### What you are asked to do
Reproduce each line of the material precisely.

Extracted data entries:
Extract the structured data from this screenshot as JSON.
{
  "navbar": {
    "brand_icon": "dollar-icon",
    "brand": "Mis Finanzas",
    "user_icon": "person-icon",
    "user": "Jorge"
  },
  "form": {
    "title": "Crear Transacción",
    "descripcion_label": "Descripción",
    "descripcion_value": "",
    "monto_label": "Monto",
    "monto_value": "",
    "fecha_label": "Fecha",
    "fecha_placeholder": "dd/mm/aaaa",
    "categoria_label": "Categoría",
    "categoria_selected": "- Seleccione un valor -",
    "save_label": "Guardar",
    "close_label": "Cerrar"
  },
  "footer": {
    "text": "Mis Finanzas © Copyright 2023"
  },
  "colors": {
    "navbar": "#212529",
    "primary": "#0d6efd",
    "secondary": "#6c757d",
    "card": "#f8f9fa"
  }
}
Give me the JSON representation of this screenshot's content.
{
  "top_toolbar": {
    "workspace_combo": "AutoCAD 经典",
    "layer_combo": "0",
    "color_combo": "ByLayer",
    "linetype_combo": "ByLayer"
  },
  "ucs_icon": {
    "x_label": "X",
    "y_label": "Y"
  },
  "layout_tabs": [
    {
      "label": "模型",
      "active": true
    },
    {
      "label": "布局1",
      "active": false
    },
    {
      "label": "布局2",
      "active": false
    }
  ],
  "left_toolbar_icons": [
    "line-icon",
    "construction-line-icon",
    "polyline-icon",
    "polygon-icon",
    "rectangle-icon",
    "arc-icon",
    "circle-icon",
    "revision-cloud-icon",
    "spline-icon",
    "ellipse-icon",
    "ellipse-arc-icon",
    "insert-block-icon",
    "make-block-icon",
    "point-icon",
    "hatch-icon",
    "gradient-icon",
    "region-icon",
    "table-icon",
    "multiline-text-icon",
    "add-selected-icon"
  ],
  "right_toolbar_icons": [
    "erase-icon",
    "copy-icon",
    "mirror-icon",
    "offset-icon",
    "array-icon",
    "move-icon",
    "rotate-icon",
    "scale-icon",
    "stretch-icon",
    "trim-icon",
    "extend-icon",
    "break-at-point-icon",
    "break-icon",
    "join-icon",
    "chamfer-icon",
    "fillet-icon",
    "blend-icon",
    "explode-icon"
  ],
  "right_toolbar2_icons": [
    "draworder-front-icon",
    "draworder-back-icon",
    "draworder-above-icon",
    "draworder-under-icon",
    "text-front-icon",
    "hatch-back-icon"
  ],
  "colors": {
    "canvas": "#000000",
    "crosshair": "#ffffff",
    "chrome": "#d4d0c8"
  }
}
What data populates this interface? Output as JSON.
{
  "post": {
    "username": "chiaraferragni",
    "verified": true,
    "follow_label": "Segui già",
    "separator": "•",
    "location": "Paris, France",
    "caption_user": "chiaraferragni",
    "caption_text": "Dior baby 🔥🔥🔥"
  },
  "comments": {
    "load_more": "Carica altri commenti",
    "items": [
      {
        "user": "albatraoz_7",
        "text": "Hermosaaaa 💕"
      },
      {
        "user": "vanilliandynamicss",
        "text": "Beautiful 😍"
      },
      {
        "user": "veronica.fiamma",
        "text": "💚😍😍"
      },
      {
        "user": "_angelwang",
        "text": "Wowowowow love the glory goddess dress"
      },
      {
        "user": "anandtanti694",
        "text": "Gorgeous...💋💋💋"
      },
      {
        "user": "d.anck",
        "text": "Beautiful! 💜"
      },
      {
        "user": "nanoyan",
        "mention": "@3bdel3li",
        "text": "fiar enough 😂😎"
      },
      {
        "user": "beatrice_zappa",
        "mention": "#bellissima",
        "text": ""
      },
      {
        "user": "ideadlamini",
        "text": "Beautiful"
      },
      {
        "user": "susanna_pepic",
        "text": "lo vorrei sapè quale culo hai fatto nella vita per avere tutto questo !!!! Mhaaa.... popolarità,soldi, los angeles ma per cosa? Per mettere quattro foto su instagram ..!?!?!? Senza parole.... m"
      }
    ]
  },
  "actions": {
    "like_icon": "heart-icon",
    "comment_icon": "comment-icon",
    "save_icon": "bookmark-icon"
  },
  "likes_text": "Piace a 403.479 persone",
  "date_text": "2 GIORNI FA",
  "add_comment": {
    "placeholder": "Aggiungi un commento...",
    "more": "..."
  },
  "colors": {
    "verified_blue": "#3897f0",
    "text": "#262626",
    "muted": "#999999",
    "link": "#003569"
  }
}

### Result below
Extract the structured data from this screenshot as JSON.
{
  "navbar": {
    "brand_icon": "dollar-icon",
    "brand": "Mis Finanzas",
    "user_icon": "person-icon",
    "user": "Jorge"
  },
  "form": {
    "title": "Crear Transacción",
    "descripcion_label": "Descripción",
    "descripcion_value": "",
    "monto_label": "Monto",
    "monto_value": "",
    "fecha_label": "Fecha",
    "fecha_placeholder": "dd/mm/aaaa",
    "categoria_label": "Categoría",
    "categoria_selected": "- Seleccione un valor -",
    "save_label": "Guardar",
    "close_label": "Cerrar"
  },
  "footer": {
    "text": "Mis Finanzas © Copyright 2023"
  },
  "colors": {
    "navbar": "#212529",
    "primary": "#0d6efd",
    "secondary": "#6c757d",
    "card": "#f8f9fa"
  }
}
Give me the JSON representation of this screenshot's content.
{
  "top_toolbar": {
    "workspace_combo": "AutoCAD 经典",
    "layer_combo": "0",
    "color_combo": "ByLayer",
    "linetype_combo": "ByLayer"
  },
  "ucs_icon": {
    "x_label": "X",
    "y_label": "Y"
  },
  "layout_tabs": [
    {
      "label": "模型",
      "active": true
    },
    {
      "label": "布局1",
      "active": false
    },
    {
      "label": "布局2",
      "active": false
    }
  ],
  "left_toolbar_icons": [
    "line-icon",
    "construction-line-icon",
    "polyline-icon",
    "polygon-icon",
    "rectangle-icon",
    "arc-icon",
    "circle-icon",
    "revision-cloud-icon",
    "spline-icon",
    "ellipse-icon",
    "ellipse-arc-icon",
    "insert-block-icon",
    "make-block-icon",
    "point-icon",
    "hatch-icon",
    "gradient-icon",
    "region-icon",
    "table-icon",
    "multiline-text-icon",
    "add-selected-icon"
  ],
  "right_toolbar_icons": [
    "erase-icon",
    "copy-icon",
    "mirror-icon",
    "offset-icon",
    "array-icon",
    "move-icon",
    "rotate-icon",
    "scale-icon",
    "stretch-icon",
    "trim-icon",
    "extend-icon",
    "break-at-point-icon",
    "break-icon",
    "join-icon",
    "chamfer-icon",
    "fillet-icon",
    "blend-icon",
    "explode-icon"
  ],
  "right_toolbar2_icons": [
    "draworder-front-icon",
    "draworder-back-icon",
    "draworder-above-icon",
    "draworder-under-icon",
    "text-front-icon",
    "hatch-back-icon"
  ],
  "colors": {
    "canvas": "#000000",
    "crosshair": "#ffffff",
    "chrome": "#d4d0c8"
  }
}
What data populates this interface? Output as JSON.
{
  "post": {
    "username": "chiaraferragni",
    "verified": true,
    "follow_label": "Segui già",
    "separator": "•",
    "location": "Paris, France",
    "caption_user": "chiaraferragni",
    "caption_text": "Dior baby 🔥🔥🔥"
  },
  "comments": {
    "load_more": "Carica altri commenti",
    "items": [
      {
        "user": "albatraoz_7",
        "text": "Hermosaaaa 💕"
      },
      {
        "user": "vanilliandynamicss",
        "text": "Beautiful 😍"
      },
      {
        "user": "veronica.fiamma",
        "text": "💚😍😍"
      },
      {
        "user": "_angelwang",
        "text": "Wowowowow love the glory goddess dress"
      },
      {
        "user": "anandtanti694",
        "text": "Gorgeous...💋💋💋"
      },
      {
        "user": "d.anck",
        "text": "Beautiful! 💜"
      },
      {
        "user": "nanoyan",
        "mention": "@3bdel3li",
        "text": "fiar enough 😂😎"
      },
      {
        "user": "beatrice_zappa",
        "mention": "#bellissima",
        "text": ""
      },
      {
        "user": "ideadlamini",
        "text": "Beautiful"
      },
      {
        "user": "susanna_pepic",
        "text": "lo vorrei sapè quale culo hai fatto nella vita per avere tutto questo !!!! Mhaaa.... popolarità,soldi, los angeles ma per cosa? Per mettere quattro foto su instagram ..!?!?!? Senza parole.... m"
      }
    ]
  },
  "actions": {
    "like_icon": "heart-icon",
    "comment_icon": "comment-icon",
    "save_icon": "bookmark-icon"
  },
  "likes_text": "Piace a 403.479 persone",
  "date_text": "2 GIORNI FA",
  "add_comment": {
    "placeholder": "Aggiungi un commento...",
    "more": "..."
  },
  "colors": {
    "verified_blue": "#3897f0",
    "text": "#262626",
    "muted": "#999999",
    "link": "#003569"
  }
}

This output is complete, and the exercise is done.